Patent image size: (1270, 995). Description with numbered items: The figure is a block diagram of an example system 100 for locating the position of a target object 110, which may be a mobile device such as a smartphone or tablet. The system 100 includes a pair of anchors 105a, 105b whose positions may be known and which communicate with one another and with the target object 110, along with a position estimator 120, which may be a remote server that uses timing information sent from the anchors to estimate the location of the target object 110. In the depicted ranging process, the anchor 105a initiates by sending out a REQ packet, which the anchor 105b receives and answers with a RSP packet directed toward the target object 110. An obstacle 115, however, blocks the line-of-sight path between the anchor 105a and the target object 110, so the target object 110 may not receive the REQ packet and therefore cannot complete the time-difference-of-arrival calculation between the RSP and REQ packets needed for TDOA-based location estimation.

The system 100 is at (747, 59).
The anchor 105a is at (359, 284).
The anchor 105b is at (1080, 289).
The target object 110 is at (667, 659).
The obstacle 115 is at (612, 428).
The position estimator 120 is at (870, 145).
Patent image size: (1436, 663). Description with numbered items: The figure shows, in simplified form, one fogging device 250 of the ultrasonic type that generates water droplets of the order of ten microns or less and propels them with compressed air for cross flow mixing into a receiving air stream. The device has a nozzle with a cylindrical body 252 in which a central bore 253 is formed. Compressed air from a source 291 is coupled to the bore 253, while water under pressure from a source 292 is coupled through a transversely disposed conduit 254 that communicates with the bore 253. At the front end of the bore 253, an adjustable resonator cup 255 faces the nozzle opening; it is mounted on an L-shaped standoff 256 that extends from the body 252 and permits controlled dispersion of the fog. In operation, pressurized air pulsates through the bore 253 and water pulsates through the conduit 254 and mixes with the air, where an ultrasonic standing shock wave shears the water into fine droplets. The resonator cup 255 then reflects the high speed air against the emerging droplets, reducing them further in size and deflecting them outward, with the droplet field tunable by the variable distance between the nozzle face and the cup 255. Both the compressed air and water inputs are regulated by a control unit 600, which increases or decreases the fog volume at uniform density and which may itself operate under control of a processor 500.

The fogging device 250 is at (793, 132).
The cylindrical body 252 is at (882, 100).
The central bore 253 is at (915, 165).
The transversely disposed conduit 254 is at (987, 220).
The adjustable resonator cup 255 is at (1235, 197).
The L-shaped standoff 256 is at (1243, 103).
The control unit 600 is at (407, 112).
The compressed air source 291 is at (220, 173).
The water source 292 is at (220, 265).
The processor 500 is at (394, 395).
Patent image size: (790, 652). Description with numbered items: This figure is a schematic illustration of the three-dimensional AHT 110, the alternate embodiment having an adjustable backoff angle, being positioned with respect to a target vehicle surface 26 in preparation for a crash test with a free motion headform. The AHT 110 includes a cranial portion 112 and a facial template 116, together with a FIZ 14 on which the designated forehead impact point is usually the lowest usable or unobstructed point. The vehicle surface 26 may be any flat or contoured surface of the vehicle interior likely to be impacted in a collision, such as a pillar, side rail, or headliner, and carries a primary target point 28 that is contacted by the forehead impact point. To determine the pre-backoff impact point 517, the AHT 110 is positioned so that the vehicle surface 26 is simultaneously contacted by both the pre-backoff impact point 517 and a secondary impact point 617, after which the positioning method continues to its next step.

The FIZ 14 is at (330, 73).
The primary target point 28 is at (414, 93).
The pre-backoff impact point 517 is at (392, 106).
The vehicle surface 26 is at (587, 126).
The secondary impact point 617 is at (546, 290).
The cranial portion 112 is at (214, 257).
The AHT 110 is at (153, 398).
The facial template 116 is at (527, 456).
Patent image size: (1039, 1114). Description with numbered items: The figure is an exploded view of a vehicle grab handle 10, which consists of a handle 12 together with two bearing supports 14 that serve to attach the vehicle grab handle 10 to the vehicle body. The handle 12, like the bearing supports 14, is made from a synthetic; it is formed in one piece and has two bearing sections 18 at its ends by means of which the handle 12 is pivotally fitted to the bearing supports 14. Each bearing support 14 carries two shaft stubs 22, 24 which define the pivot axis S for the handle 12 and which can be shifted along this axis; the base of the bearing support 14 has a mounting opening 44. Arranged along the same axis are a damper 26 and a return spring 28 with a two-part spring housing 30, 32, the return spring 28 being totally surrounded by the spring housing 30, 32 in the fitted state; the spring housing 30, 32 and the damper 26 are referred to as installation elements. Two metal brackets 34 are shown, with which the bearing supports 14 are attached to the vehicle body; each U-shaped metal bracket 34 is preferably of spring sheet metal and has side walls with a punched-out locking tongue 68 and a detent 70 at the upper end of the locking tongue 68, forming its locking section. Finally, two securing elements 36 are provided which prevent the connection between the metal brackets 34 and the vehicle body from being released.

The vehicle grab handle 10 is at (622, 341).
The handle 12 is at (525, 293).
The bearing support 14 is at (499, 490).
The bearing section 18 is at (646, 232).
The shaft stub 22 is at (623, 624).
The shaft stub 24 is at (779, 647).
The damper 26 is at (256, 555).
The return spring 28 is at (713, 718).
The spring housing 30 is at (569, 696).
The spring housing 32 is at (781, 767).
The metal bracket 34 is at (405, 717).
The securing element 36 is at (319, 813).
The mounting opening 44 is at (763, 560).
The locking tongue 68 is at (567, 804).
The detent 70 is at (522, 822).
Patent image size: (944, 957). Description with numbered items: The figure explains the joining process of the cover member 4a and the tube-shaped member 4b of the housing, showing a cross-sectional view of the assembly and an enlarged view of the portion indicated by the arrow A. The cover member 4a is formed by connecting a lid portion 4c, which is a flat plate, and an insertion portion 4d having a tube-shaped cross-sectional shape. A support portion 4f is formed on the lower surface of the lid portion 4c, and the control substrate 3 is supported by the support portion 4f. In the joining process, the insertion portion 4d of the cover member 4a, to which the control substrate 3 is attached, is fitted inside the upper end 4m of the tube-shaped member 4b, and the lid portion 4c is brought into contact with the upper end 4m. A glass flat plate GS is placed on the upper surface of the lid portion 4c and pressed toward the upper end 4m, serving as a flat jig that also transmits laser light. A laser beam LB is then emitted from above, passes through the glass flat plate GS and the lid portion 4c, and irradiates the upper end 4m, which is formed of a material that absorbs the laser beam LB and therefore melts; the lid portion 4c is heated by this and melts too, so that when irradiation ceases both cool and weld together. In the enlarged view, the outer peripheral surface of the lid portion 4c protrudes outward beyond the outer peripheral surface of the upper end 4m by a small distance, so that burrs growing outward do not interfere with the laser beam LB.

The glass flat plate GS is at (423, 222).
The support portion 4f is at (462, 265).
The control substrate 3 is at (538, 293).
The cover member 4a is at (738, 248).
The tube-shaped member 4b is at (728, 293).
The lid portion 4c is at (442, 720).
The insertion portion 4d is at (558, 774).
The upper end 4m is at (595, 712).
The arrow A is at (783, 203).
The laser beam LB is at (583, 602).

**Direction**: Reproduce every one of the lines above, word for word, with nothing added or changed.

**Output of the exercise**:
Patent image size: (1270, 995). Description with numbered items: The figure is a block diagram of an example system 100 for locating the position of a target object 110, which may be a mobile device such as a smartphone or tablet. The system 100 includes a pair of anchors 105a, 105b whose positions may be known and which communicate with one another and with the target object 110, along with a position estimator 120, which may be a remote server that uses timing information sent from the anchors to estimate the location of the target object 110. In the depicted ranging process, the anchor 105a initiates by sending out a REQ packet, which the anchor 105b receives and answers with a RSP packet directed toward the target object 110. An obstacle 115, however, blocks the line-of-sight path between the anchor 105a and the target object 110, so the target object 110 may not receive the REQ packet and therefore cannot complete the time-difference-of-arrival calculation between the RSP and REQ packets needed for TDOA-based location estimation.

The system 100 is at (747, 59).
The anchor 105a is at (359, 284).
The anchor 105b is at (1080, 289).
The target object 110 is at (667, 659).
The obstacle 115 is at (612, 428).
The position estimator 120 is at (870, 145).
Patent image size: (1436, 663). Description with numbered items: The figure shows, in simplified form, one fogging device 250 of the ultrasonic type that generates water droplets of the order of ten microns or less and propels them with compressed air for cross flow mixing into a receiving air stream. The device has a nozzle with a cylindrical body 252 in which a central bore 253 is formed. Compressed air from a source 291 is coupled to the bore 253, while water under pressure from a source 292 is coupled through a transversely disposed conduit 254 that communicates with the bore 253. At the front end of the bore 253, an adjustable resonator cup 255 faces the nozzle opening; it is mounted on an L-shaped standoff 256 that extends from the body 252 and permits controlled dispersion of the fog. In operation, pressurized air pulsates through the bore 253 and water pulsates through the conduit 254 and mixes with the air, where an ultrasonic standing shock wave shears the water into fine droplets. The resonator cup 255 then reflects the high speed air against the emerging droplets, reducing them further in size and deflecting them outward, with the droplet field tunable by the variable distance between the nozzle face and the cup 255. Both the compressed air and water inputs are regulated by a control unit 600, which increases or decreases the fog volume at uniform density and which may itself operate under control of a processor 500.

The fogging device 250 is at (793, 132).
The cylindrical body 252 is at (882, 100).
The central bore 253 is at (915, 165).
The transversely disposed conduit 254 is at (987, 220).
The adjustable resonator cup 255 is at (1235, 197).
The L-shaped standoff 256 is at (1243, 103).
The control unit 600 is at (407, 112).
The compressed air source 291 is at (220, 173).
The water source 292 is at (220, 265).
The processor 500 is at (394, 395).
Patent image size: (790, 652). Description with numbered items: This figure is a schematic illustration of the three-dimensional AHT 110, the alternate embodiment having an adjustable backoff angle, being positioned with respect to a target vehicle surface 26 in preparation for a crash test with a free motion headform. The AHT 110 includes a cranial portion 112 and a facial template 116, together with a FIZ 14 on which the designated forehead impact point is usually the lowest usable or unobstructed point. The vehicle surface 26 may be any flat or contoured surface of the vehicle interior likely to be impacted in a collision, such as a pillar, side rail, or headliner, and carries a primary target point 28 that is contacted by the forehead impact point. To determine the pre-backoff impact point 517, the AHT 110 is positioned so that the vehicle surface 26 is simultaneously contacted by both the pre-backoff impact point 517 and a secondary impact point 617, after which the positioning method continues to its next step.

The FIZ 14 is at (330, 73).
The primary target point 28 is at (414, 93).
The pre-backoff impact point 517 is at (392, 106).
The vehicle surface 26 is at (587, 126).
The secondary impact point 617 is at (546, 290).
The cranial portion 112 is at (214, 257).
The AHT 110 is at (153, 398).
The facial template 116 is at (527, 456).
Patent image size: (1039, 1114). Description with numbered items: The figure is an exploded view of a vehicle grab handle 10, which consists of a handle 12 together with two bearing supports 14 that serve to attach the vehicle grab handle 10 to the vehicle body. The handle 12, like the bearing supports 14, is made from a synthetic; it is formed in one piece and has two bearing sections 18 at its ends by means of which the handle 12 is pivotally fitted to the bearing supports 14. Each bearing support 14 carries two shaft stubs 22, 24 which define the pivot axis S for the handle 12 and which can be shifted along this axis; the base of the bearing support 14 has a mounting opening 44. Arranged along the same axis are a damper 26 and a return spring 28 with a two-part spring housing 30, 32, the return spring 28 being totally surrounded by the spring housing 30, 32 in the fitted state; the spring housing 30, 32 and the damper 26 are referred to as installation elements. Two metal brackets 34 are shown, with which the bearing supports 14 are attached to the vehicle body; each U-shaped metal bracket 34 is preferably of spring sheet metal and has side walls with a punched-out locking tongue 68 and a detent 70 at the upper end of the locking tongue 68, forming its locking section. Finally, two securing elements 36 are provided which prevent the connection between the metal brackets 34 and the vehicle body from being released.

The vehicle grab handle 10 is at (622, 341).
The handle 12 is at (525, 293).
The bearing support 14 is at (499, 490).
The bearing section 18 is at (646, 232).
The shaft stub 22 is at (623, 624).
The shaft stub 24 is at (779, 647).
The damper 26 is at (256, 555).
The return spring 28 is at (713, 718).
The spring housing 30 is at (569, 696).
The spring housing 32 is at (781, 767).
The metal bracket 34 is at (405, 717).
The securing element 36 is at (319, 813).
The mounting opening 44 is at (763, 560).
The locking tongue 68 is at (567, 804).
The detent 70 is at (522, 822).
Patent image size: (944, 957). Description with numbered items: The figure explains the joining process of the cover member 4a and the tube-shaped member 4b of the housing, showing a cross-sectional view of the assembly and an enlarged view of the portion indicated by the arrow A. The cover member 4a is formed by connecting a lid portion 4c, which is a flat plate, and an insertion portion 4d having a tube-shaped cross-sectional shape. A support portion 4f is formed on the lower surface of the lid portion 4c, and the control substrate 3 is supported by the support portion 4f. In the joining process, the insertion portion 4d of the cover member 4a, to which the control substrate 3 is attached, is fitted inside the upper end 4m of the tube-shaped member 4b, and the lid portion 4c is brought into contact with the upper end 4m. A glass flat plate GS is placed on the upper surface of the lid portion 4c and pressed toward the upper end 4m, serving as a flat jig that also transmits laser light. A laser beam LB is then emitted from above, passes through the glass flat plate GS and the lid portion 4c, and irradiates the upper end 4m, which is formed of a material that absorbs the laser beam LB and therefore melts; the lid portion 4c is heated by this and melts too, so that when irradiation ceases both cool and weld together. In the enlarged view, the outer peripheral surface of the lid portion 4c protrudes outward beyond the outer peripheral surface of the upper end 4m by a small distance, so that burrs growing outward do not interfere with the laser beam LB.

The glass flat plate GS is at (423, 222).
The support portion 4f is at (462, 265).
The control substrate 3 is at (538, 293).
The cover member 4a is at (738, 248).
The tube-shaped member 4b is at (728, 293).
The lid portion 4c is at (442, 720).
The insertion portion 4d is at (558, 774).
The upper end 4m is at (595, 712).
The arrow A is at (783, 203).
The laser beam LB is at (583, 602).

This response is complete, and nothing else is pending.